:: Challenge ::
In the entries that follow, find the word "insurance" and report each line it is on.

:: Dataset extract ::
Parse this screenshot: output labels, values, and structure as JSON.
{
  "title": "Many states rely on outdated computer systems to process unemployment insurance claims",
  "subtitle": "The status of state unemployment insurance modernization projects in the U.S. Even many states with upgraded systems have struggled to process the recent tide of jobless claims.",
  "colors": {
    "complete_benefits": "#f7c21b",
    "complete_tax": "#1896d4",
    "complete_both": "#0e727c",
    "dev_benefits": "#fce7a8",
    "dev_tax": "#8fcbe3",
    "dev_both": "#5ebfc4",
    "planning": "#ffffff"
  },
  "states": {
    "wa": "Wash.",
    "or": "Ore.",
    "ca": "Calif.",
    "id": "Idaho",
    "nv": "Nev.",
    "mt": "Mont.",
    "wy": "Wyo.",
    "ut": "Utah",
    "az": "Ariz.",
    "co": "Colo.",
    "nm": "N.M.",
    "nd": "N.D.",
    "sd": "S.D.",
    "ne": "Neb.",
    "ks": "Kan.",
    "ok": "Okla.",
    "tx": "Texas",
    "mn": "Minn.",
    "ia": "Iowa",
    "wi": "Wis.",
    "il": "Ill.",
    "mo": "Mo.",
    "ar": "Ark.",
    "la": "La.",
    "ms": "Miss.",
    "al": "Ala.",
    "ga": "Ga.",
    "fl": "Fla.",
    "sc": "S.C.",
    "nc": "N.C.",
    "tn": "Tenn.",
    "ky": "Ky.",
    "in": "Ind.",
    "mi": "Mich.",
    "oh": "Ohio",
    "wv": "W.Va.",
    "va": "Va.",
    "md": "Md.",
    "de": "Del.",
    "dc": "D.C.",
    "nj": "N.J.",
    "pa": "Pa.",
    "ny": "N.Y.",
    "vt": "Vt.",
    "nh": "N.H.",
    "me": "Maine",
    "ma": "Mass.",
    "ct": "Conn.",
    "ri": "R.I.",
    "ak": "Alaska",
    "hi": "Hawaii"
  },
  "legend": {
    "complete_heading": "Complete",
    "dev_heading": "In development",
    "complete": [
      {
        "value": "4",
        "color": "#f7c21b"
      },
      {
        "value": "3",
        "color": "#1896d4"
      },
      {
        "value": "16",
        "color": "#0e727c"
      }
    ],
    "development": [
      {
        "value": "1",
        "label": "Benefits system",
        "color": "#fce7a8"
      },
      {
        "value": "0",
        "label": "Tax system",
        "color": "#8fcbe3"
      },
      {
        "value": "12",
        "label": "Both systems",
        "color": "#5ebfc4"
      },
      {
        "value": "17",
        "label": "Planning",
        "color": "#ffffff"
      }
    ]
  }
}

:: Correct answer ::
  "title": "Many states rely on outdated computer systems to process unemployment insurance claims",
  "subtitle": "The status of state unemployment insurance modernization projects in the U.S. Even many states with upgraded systems have struggled to process the recent tide of jobless claims.",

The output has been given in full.